(ENTRIES SHOWN):
+ + +
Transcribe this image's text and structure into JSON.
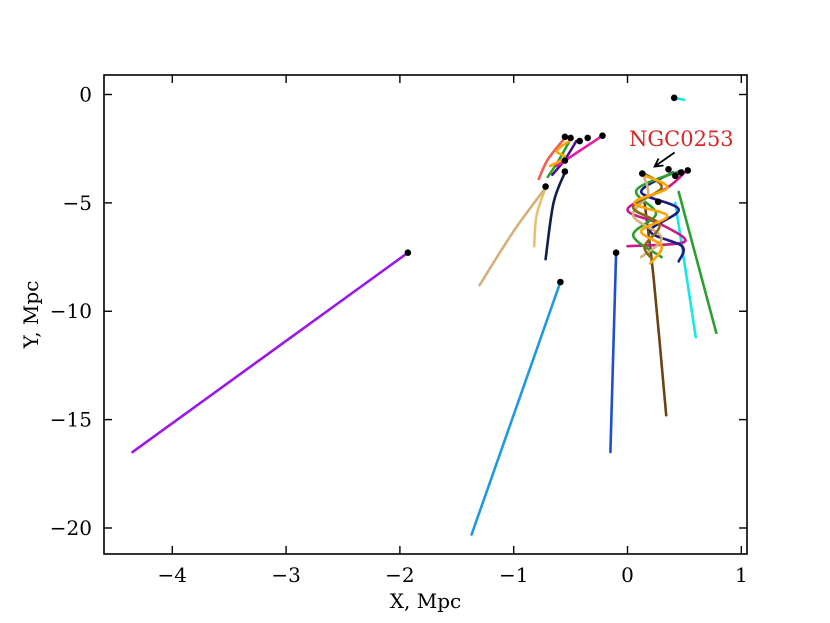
{
  "chart_data": {
    "type": "line",
    "title": "",
    "xlabel": "X, Mpc",
    "ylabel": "Y, Mpc",
    "xlim": [
      -4.6,
      1.05
    ],
    "ylim": [
      -21.2,
      0.9
    ],
    "xticks": [
      -4,
      -3,
      -2,
      -1,
      0,
      1
    ],
    "yticks": [
      0,
      -5,
      -10,
      -15,
      -20
    ],
    "xtick_labels": [
      "−4",
      "−3",
      "−2",
      "−1",
      "0",
      "1"
    ],
    "ytick_labels": [
      "0",
      "−5",
      "−10",
      "−15",
      "−20"
    ],
    "grid": false,
    "annotation": {
      "text": "NGC0253",
      "color": "#d62728",
      "points_to": [
        0.15,
        -3.6
      ]
    },
    "series": [
      {
        "color": "#9b19e6",
        "points": [
          [
            -1.93,
            -7.3
          ],
          [
            -4.35,
            -16.5
          ]
        ]
      },
      {
        "color": "#1f99e0",
        "points": [
          [
            -0.59,
            -8.65
          ],
          [
            -1.37,
            -20.3
          ]
        ]
      },
      {
        "color": "#1f4fd0",
        "points": [
          [
            -0.1,
            -7.3
          ],
          [
            -0.15,
            -16.5
          ]
        ]
      },
      {
        "color": "#6b4213",
        "points": [
          [
            0.15,
            -5.0
          ],
          [
            0.23,
            -8.5
          ],
          [
            0.34,
            -14.8
          ]
        ]
      },
      {
        "color": "#19e6e6",
        "points": [
          [
            0.42,
            -5.0
          ],
          [
            0.6,
            -11.2
          ]
        ]
      },
      {
        "color": "#2ca02c",
        "points": [
          [
            0.45,
            -4.5
          ],
          [
            0.78,
            -11.0
          ]
        ]
      },
      {
        "color": "#19e6e6",
        "points": [
          [
            0.41,
            -0.15
          ],
          [
            0.5,
            -0.25
          ]
        ]
      },
      {
        "color": "#e8c070",
        "points": [
          [
            -0.72,
            -4.3
          ],
          [
            -0.8,
            -5.6
          ],
          [
            -0.82,
            -7.0
          ]
        ]
      },
      {
        "color": "#d2b27a",
        "points": [
          [
            -0.72,
            -4.3
          ],
          [
            -1.0,
            -6.3
          ],
          [
            -1.3,
            -8.8
          ]
        ]
      },
      {
        "color": "#0c1f4f",
        "points": [
          [
            -0.55,
            -3.6
          ],
          [
            -0.65,
            -5.0
          ],
          [
            -0.72,
            -7.6
          ]
        ]
      },
      {
        "color": "#f06050",
        "points": [
          [
            -0.55,
            -2.0
          ],
          [
            -0.7,
            -3.0
          ],
          [
            -0.78,
            -3.9
          ]
        ]
      },
      {
        "color": "#2ca02c",
        "points": [
          [
            -0.5,
            -2.05
          ],
          [
            -0.6,
            -3.0
          ],
          [
            -0.7,
            -3.8
          ]
        ]
      },
      {
        "color": "#4b0f8a",
        "points": [
          [
            -0.45,
            -2.15
          ],
          [
            -0.55,
            -3.0
          ],
          [
            -0.66,
            -3.7
          ]
        ]
      },
      {
        "color": "#e81aa8",
        "points": [
          [
            -0.22,
            -1.9
          ],
          [
            -0.45,
            -2.7
          ],
          [
            -0.62,
            -3.3
          ]
        ]
      },
      {
        "color": "#ffa500",
        "points": [
          [
            -0.5,
            -2.1
          ],
          [
            -0.62,
            -2.6
          ],
          [
            -0.55,
            -2.9
          ],
          [
            -0.68,
            -3.3
          ]
        ]
      },
      {
        "color": "#c81a8a",
        "points": [
          [
            0.53,
            -3.45
          ],
          [
            0.35,
            -4.3
          ],
          [
            0.0,
            -5.3
          ],
          [
            0.3,
            -6.0
          ],
          [
            0.5,
            -6.8
          ],
          [
            0.0,
            -7.0
          ]
        ]
      },
      {
        "color": "#1f1a8a",
        "points": [
          [
            0.4,
            -3.6
          ],
          [
            0.12,
            -4.5
          ],
          [
            0.45,
            -5.3
          ],
          [
            0.2,
            -6.3
          ],
          [
            0.48,
            -7.0
          ],
          [
            0.45,
            -7.7
          ]
        ]
      },
      {
        "color": "#2ca02c",
        "points": [
          [
            0.48,
            -3.5
          ],
          [
            0.08,
            -4.4
          ],
          [
            0.25,
            -5.5
          ],
          [
            0.05,
            -6.5
          ],
          [
            0.3,
            -7.5
          ]
        ]
      },
      {
        "color": "#d2b27a",
        "points": [
          [
            0.13,
            -3.6
          ],
          [
            0.18,
            -4.6
          ],
          [
            0.05,
            -5.6
          ],
          [
            0.3,
            -6.6
          ],
          [
            0.12,
            -7.5
          ]
        ]
      },
      {
        "color": "#8b6914",
        "points": [
          [
            0.13,
            -3.6
          ],
          [
            0.3,
            -4.3
          ],
          [
            0.05,
            -5.2
          ],
          [
            0.28,
            -6.0
          ],
          [
            0.15,
            -7.0
          ],
          [
            0.22,
            -7.6
          ]
        ]
      },
      {
        "color": "#ffa500",
        "points": [
          [
            0.13,
            -3.7
          ],
          [
            0.35,
            -4.3
          ],
          [
            0.06,
            -5.0
          ],
          [
            0.35,
            -5.6
          ],
          [
            0.12,
            -6.3
          ],
          [
            0.3,
            -7.0
          ],
          [
            0.2,
            -7.8
          ]
        ]
      }
    ],
    "markers": [
      [
        -1.93,
        -7.3
      ],
      [
        -0.59,
        -8.65
      ],
      [
        -0.1,
        -7.3
      ],
      [
        -0.72,
        -4.25
      ],
      [
        -0.55,
        -3.55
      ],
      [
        -0.55,
        -3.05
      ],
      [
        -0.55,
        -1.95
      ],
      [
        -0.5,
        -2.0
      ],
      [
        -0.42,
        -2.15
      ],
      [
        -0.35,
        -2.0
      ],
      [
        -0.22,
        -1.9
      ],
      [
        0.41,
        -0.15
      ],
      [
        0.13,
        -3.65
      ],
      [
        0.36,
        -3.45
      ],
      [
        0.42,
        -3.75
      ],
      [
        0.47,
        -3.6
      ],
      [
        0.53,
        -3.5
      ],
      [
        0.27,
        -4.95
      ]
    ]
  }
}
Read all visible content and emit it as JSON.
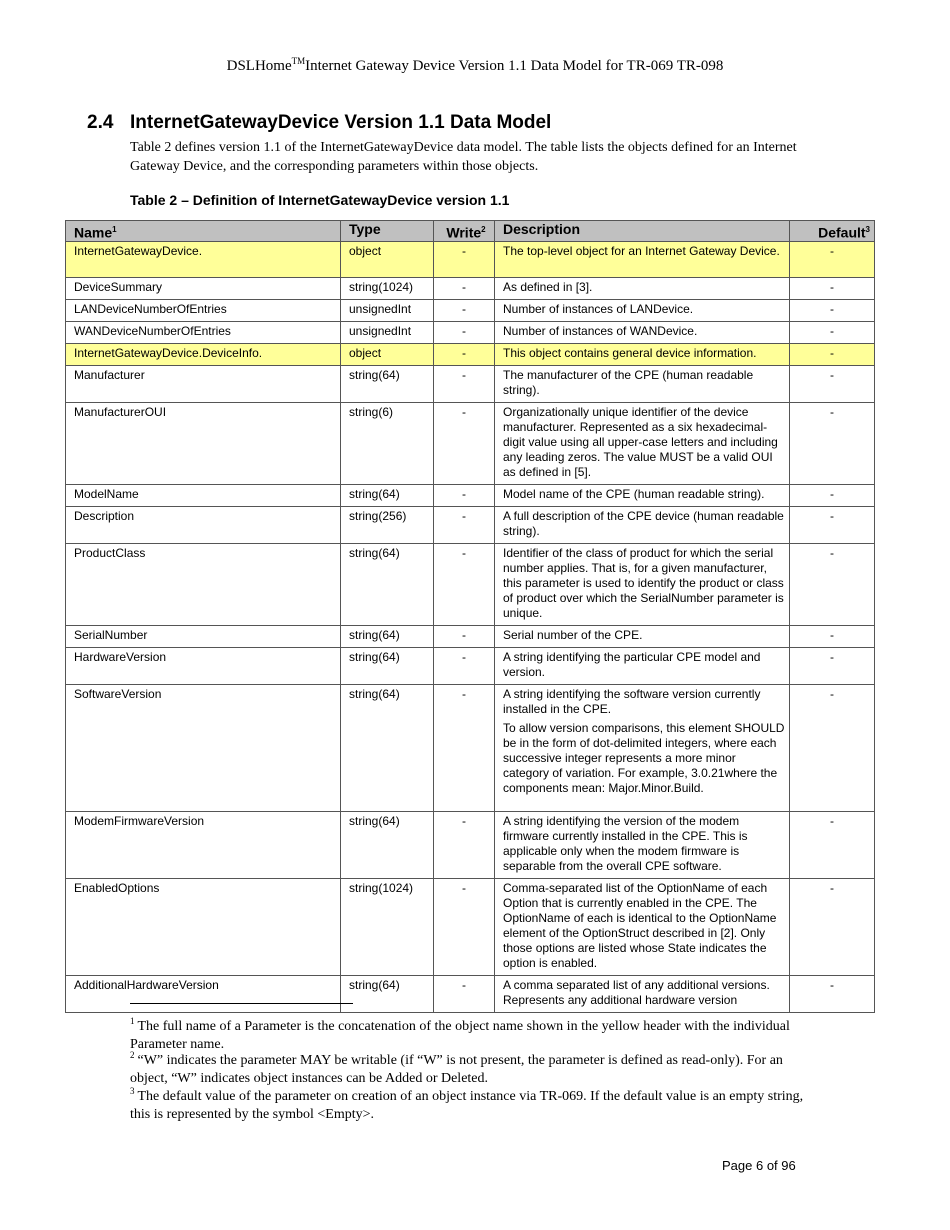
+ + +
Leave the pictures out and print the records above exactly as they stand.

(SOLUTION FOR THIS PROBLEM):
Transcribe this image's text and structure into JSON.
{
  "chart_data": {
    "type": "line",
    "title": "",
    "xlabel": "X, Mpc",
    "ylabel": "Y, Mpc",
    "xlim": [
      -4.6,
      1.05
    ],
    "ylim": [
      -21.2,
      0.9
    ],
    "xticks": [
      -4,
      -3,
      -2,
      -1,
      0,
      1
    ],
    "yticks": [
      0,
      -5,
      -10,
      -15,
      -20
    ],
    "xtick_labels": [
      "−4",
      "−3",
      "−2",
      "−1",
      "0",
      "1"
    ],
    "ytick_labels": [
      "0",
      "−5",
      "−10",
      "−15",
      "−20"
    ],
    "grid": false,
    "annotation": {
      "text": "NGC0253",
      "color": "#d62728",
      "points_to": [
        0.15,
        -3.6
      ]
    },
    "series": [
      {
        "color": "#9b19e6",
        "points": [
          [
            -1.93,
            -7.3
          ],
          [
            -4.35,
            -16.5
          ]
        ]
      },
      {
        "color": "#1f99e0",
        "points": [
          [
            -0.59,
            -8.65
          ],
          [
            -1.37,
            -20.3
          ]
        ]
      },
      {
        "color": "#1f4fd0",
        "points": [
          [
            -0.1,
            -7.3
          ],
          [
            -0.15,
            -16.5
          ]
        ]
      },
      {
        "color": "#6b4213",
        "points": [
          [
            0.15,
            -5.0
          ],
          [
            0.23,
            -8.5
          ],
          [
            0.34,
            -14.8
          ]
        ]
      },
      {
        "color": "#19e6e6",
        "points": [
          [
            0.42,
            -5.0
          ],
          [
            0.6,
            -11.2
          ]
        ]
      },
      {
        "color": "#2ca02c",
        "points": [
          [
            0.45,
            -4.5
          ],
          [
            0.78,
            -11.0
          ]
        ]
      },
      {
        "color": "#19e6e6",
        "points": [
          [
            0.41,
            -0.15
          ],
          [
            0.5,
            -0.25
          ]
        ]
      },
      {
        "color": "#e8c070",
        "points": [
          [
            -0.72,
            -4.3
          ],
          [
            -0.8,
            -5.6
          ],
          [
            -0.82,
            -7.0
          ]
        ]
      },
      {
        "color": "#d2b27a",
        "points": [
          [
            -0.72,
            -4.3
          ],
          [
            -1.0,
            -6.3
          ],
          [
            -1.3,
            -8.8
          ]
        ]
      },
      {
        "color": "#0c1f4f",
        "points": [
          [
            -0.55,
            -3.6
          ],
          [
            -0.65,
            -5.0
          ],
          [
            -0.72,
            -7.6
          ]
        ]
      },
      {
        "color": "#f06050",
        "points": [
          [
            -0.55,
            -2.0
          ],
          [
            -0.7,
            -3.0
          ],
          [
            -0.78,
            -3.9
          ]
        ]
      },
      {
        "color": "#2ca02c",
        "points": [
          [
            -0.5,
            -2.05
          ],
          [
            -0.6,
            -3.0
          ],
          [
            -0.7,
            -3.8
          ]
        ]
      },
      {
        "color": "#4b0f8a",
        "points": [
          [
            -0.45,
            -2.15
          ],
          [
            -0.55,
            -3.0
          ],
          [
            -0.66,
            -3.7
          ]
        ]
      },
      {
        "color": "#e81aa8",
        "points": [
          [
            -0.22,
            -1.9
          ],
          [
            -0.45,
            -2.7
          ],
          [
            -0.62,
            -3.3
          ]
        ]
      },
      {
        "color": "#ffa500",
        "points": [
          [
            -0.5,
            -2.1
          ],
          [
            -0.62,
            -2.6
          ],
          [
            -0.55,
            -2.9
          ],
          [
            -0.68,
            -3.3
          ]
        ]
      },
      {
        "color": "#c81a8a",
        "points": [
          [
            0.53,
            -3.45
          ],
          [
            0.35,
            -4.3
          ],
          [
            0.0,
            -5.3
          ],
          [
            0.3,
            -6.0
          ],
          [
            0.5,
            -6.8
          ],
          [
            0.0,
            -7.0
          ]
        ]
      },
      {
        "color": "#1f1a8a",
        "points": [
          [
            0.4,
            -3.6
          ],
          [
            0.12,
            -4.5
          ],
          [
            0.45,
            -5.3
          ],
          [
            0.2,
            -6.3
          ],
          [
            0.48,
            -7.0
          ],
          [
            0.45,
            -7.7
          ]
        ]
      },
      {
        "color": "#2ca02c",
        "points": [
          [
            0.48,
            -3.5
          ],
          [
            0.08,
            -4.4
          ],
          [
            0.25,
            -5.5
          ],
          [
            0.05,
            -6.5
          ],
          [
            0.3,
            -7.5
          ]
        ]
      },
      {
        "color": "#d2b27a",
        "points": [
          [
            0.13,
            -3.6
          ],
          [
            0.18,
            -4.6
          ],
          [
            0.05,
            -5.6
          ],
          [
            0.3,
            -6.6
          ],
          [
            0.12,
            -7.5
          ]
        ]
      },
      {
        "color": "#8b6914",
        "points": [
          [
            0.13,
            -3.6
          ],
          [
            0.3,
            -4.3
          ],
          [
            0.05,
            -5.2
          ],
          [
            0.28,
            -6.0
          ],
          [
            0.15,
            -7.0
          ],
          [
            0.22,
            -7.6
          ]
        ]
      },
      {
        "color": "#ffa500",
        "points": [
          [
            0.13,
            -3.7
          ],
          [
            0.35,
            -4.3
          ],
          [
            0.06,
            -5.0
          ],
          [
            0.35,
            -5.6
          ],
          [
            0.12,
            -6.3
          ],
          [
            0.3,
            -7.0
          ],
          [
            0.2,
            -7.8
          ]
        ]
      }
    ],
    "markers": [
      [
        -1.93,
        -7.3
      ],
      [
        -0.59,
        -8.65
      ],
      [
        -0.1,
        -7.3
      ],
      [
        -0.72,
        -4.25
      ],
      [
        -0.55,
        -3.55
      ],
      [
        -0.55,
        -3.05
      ],
      [
        -0.55,
        -1.95
      ],
      [
        -0.5,
        -2.0
      ],
      [
        -0.42,
        -2.15
      ],
      [
        -0.35,
        -2.0
      ],
      [
        -0.22,
        -1.9
      ],
      [
        0.41,
        -0.15
      ],
      [
        0.13,
        -3.65
      ],
      [
        0.36,
        -3.45
      ],
      [
        0.42,
        -3.75
      ],
      [
        0.47,
        -3.6
      ],
      [
        0.53,
        -3.5
      ],
      [
        0.27,
        -4.95
      ]
    ]
  }
}
Read all visible content and emit it as JSON.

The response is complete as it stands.